Description of the task
Reproduce each line from the records that holds "liczba".

───── Material for this task

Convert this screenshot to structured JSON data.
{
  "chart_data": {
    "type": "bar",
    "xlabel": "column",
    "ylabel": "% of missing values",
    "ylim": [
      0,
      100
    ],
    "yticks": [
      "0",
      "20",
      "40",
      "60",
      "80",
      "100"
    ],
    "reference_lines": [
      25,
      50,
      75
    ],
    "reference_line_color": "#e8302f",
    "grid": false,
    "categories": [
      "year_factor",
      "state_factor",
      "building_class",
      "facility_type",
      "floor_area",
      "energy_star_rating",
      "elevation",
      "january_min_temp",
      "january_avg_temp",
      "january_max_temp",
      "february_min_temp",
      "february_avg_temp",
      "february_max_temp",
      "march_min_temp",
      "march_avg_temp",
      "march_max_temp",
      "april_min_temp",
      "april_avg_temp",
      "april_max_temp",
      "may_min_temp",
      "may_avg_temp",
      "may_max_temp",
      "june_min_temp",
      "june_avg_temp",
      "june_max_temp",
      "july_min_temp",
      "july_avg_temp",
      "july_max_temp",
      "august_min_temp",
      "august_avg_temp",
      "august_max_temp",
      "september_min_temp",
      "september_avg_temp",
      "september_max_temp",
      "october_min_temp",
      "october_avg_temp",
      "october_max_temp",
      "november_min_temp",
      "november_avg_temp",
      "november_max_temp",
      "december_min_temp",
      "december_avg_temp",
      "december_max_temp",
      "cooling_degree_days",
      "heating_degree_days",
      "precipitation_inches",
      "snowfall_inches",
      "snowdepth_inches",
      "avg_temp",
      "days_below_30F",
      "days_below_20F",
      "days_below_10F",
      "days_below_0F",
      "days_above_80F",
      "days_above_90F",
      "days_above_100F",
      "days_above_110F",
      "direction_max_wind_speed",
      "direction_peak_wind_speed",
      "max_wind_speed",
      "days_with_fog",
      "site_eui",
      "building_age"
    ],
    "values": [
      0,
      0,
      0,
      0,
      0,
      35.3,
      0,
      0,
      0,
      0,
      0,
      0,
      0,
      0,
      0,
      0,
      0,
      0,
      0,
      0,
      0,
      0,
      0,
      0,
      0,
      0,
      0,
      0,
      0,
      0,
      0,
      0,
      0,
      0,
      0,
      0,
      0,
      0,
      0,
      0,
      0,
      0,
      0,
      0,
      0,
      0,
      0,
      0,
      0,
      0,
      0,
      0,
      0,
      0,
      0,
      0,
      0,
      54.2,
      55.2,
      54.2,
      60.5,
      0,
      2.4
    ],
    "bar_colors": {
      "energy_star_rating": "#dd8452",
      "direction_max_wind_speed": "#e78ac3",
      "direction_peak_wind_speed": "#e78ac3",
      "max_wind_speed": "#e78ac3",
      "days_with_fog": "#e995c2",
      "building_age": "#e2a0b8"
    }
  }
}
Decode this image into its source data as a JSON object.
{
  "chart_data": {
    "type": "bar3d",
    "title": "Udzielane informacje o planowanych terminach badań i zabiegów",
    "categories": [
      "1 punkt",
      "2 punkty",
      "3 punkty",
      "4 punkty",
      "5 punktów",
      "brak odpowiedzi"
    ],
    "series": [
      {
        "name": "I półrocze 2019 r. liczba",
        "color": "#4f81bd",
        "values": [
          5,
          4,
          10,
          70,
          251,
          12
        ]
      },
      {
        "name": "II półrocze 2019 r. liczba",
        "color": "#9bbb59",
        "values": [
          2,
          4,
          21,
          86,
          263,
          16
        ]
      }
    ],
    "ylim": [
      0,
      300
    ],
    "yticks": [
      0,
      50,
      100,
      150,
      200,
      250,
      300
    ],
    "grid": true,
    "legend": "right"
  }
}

──────────

Result of the exercise
        "name": "I półrocze 2019 r. liczba",
        "name": "II półrocze 2019 r. liczba",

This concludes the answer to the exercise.